→ Brano di partenza:
═══
Machiavelli conferisce al termine Stato il significato di genere o di classe generale, cui

appartengono le due specie o specifiche sottoclassi del Principato e della Repubblica. Di queste

tratteggia le fondamentali caratteristiche strutturali. Il contenuto concreto della nozione di Stato in

Machiavelli è ricostruibile sulla base dei caratteri comuni che esibiscono il Principato e la

Repubblica, le due principali forme in cui si incarna l’idea dello Stato. Un procedimento opposto a

quello seguito da Bodin che non usa il termine Stato nell’elaborare il concetto di sovranità

territoriale e soprattutto a quello seguito da Hobbes che prima determina gli elementi tipici dello

Stato e poi affronta il discorso delle tre distinte forme che l’esercizio della sovranità può assumere

(monarchia, aristocrazia, democrazia).

Il termine Stato si presenta dunque come un termine nuovo. Ma come termine nuovo che denota

una cosa vecchia o un termine nuovo che indica una cosa nuova? Che lo Stato indichi l’idea

generale e astratta dell’ordinamento politico è una posizione contestata dalla tesi secondo la quale

la comparsa e l’affermazione del termine Stato non risponde semplicemente ad una esigenza di

sistemazione del vocabolario politico ma alla necessità di fissare e cogliere i caratteri fondamentali

dell’ordinamento poltiico dell’età moderna. In questo senso Stato sarebbe il nome di una cosa

nuova, il nome coniato per designare la nuova realtà istituzionale che comincia a formarsi

gradualmente a partire dal XIV sec in concomitanza col processo di dissoluzione dell’ordinamento

politico feudale. Il mondo feudale è caratterizzato da una frantumazione del potere. Un potere che

discende dall’alto e che affonda le sue radici in una rete di relazioni personali in base alle quali i re,

tramite un patto di sottomissione, vincolano a sé i grandi feudatari, mentre questi a loro volta

adottando le stesse procedure fondate su un rapporto fiduciario, completano la costruzione della

piramide del potere verso il basso attraverso la nomina di valvassori cui affidano la giurisdizione di

una porzione del territorio ricevuto. La struttura del potere nella società medievale è frazionata in

una serie di centri relativamente autonomi e in conflitto tra di loro. Il sistema feudale che funziona

nella confusione tra il politico e il sociale e nell’indistinzione tra il pubblico e il privato, si affida alle

magre risorse di un’economia di tipo curtense, caratterizzata da un modo di produzione imperniato

sul lavoro servile e rivolto a produrre beni per il consumo immediato. Questo mondo entra in crisi

con l’avvento del mercantilismo che reclama anche un nuovo assetto politico in grado di garantire

lo sviluppo della produzione, la sicurezza dei mercati e la certezza giuridica dei rapporti

commerciali.

Il processo di formazione dello Stato moderno si configura come un processo di concentrazione e

assolutizzazione del potere che segue una duplice direzione: assorbendo ed eliminando all’interno

i poteri intermedi e rivendicando verso l’esterno la piena indipendenza nei confronti di ogni altro

potere. Il processo culmina con l’emancipazione dello Stato della società civile e con la

conseguente distinzione fra la sfera del pubblico e la sfera del privato. Nella fase finale della sua

formazione lo Stato Moderno si configura come una macchina di potere capace di imporre le

proprie norme grazie ad un apparato burocratico onnipresente e ramificato.
═══
→ Voci estratte:
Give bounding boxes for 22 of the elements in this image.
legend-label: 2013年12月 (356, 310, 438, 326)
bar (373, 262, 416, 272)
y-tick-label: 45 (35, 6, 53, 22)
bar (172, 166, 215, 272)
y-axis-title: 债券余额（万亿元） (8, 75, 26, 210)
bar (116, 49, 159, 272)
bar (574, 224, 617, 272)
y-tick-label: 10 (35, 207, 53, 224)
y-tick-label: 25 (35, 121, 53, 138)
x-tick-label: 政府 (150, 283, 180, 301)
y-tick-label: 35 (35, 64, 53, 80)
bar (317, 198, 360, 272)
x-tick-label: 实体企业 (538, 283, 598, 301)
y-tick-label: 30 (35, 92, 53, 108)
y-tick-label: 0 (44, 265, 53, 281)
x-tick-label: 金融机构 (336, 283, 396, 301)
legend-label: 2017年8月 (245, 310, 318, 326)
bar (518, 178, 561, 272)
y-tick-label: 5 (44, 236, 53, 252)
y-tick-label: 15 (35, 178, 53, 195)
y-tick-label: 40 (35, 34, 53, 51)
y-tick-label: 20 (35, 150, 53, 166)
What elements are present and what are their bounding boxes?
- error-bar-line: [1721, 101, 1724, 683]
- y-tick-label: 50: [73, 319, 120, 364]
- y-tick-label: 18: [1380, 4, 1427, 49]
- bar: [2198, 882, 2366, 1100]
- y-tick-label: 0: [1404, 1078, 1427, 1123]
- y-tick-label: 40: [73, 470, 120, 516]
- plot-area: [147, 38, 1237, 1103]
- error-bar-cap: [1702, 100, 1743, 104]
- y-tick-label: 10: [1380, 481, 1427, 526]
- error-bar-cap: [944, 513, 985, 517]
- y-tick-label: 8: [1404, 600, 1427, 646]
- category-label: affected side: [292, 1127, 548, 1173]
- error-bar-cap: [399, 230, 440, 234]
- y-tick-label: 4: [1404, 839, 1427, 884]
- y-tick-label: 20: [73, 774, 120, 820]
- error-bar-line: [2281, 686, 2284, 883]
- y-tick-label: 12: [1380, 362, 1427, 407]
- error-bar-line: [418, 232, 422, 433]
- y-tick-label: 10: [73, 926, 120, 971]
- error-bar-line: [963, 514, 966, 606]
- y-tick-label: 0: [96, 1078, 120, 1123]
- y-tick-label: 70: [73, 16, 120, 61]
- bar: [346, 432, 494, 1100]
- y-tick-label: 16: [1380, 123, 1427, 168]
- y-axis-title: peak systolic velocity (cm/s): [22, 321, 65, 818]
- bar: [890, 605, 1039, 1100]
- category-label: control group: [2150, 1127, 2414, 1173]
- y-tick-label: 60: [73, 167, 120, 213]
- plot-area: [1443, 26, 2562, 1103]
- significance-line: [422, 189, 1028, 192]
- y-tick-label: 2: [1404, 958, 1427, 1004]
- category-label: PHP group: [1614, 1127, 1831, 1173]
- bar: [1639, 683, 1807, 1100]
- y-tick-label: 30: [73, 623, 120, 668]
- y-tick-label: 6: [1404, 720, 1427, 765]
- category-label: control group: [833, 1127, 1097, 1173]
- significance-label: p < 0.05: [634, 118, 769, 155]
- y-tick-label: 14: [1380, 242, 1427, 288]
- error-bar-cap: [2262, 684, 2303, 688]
═══
→ Problema da risolvere: Puoi riprodurre fedelmente la parte del brano sullo Stato moderno che comincia con "territoriale e soprattutto" e prosegue fino a "(monarchia, aristocrazia, democrazia)."?

→ Risposta scritta:
territoriale e soprattutto a quello seguito da Hobbes che prima determina gli elementi tipici dello

Stato e poi affronta il discorso delle tre distinte forme che l’esercizio della sovranità può assumere

(monarchia, aristocrazia, democrazia).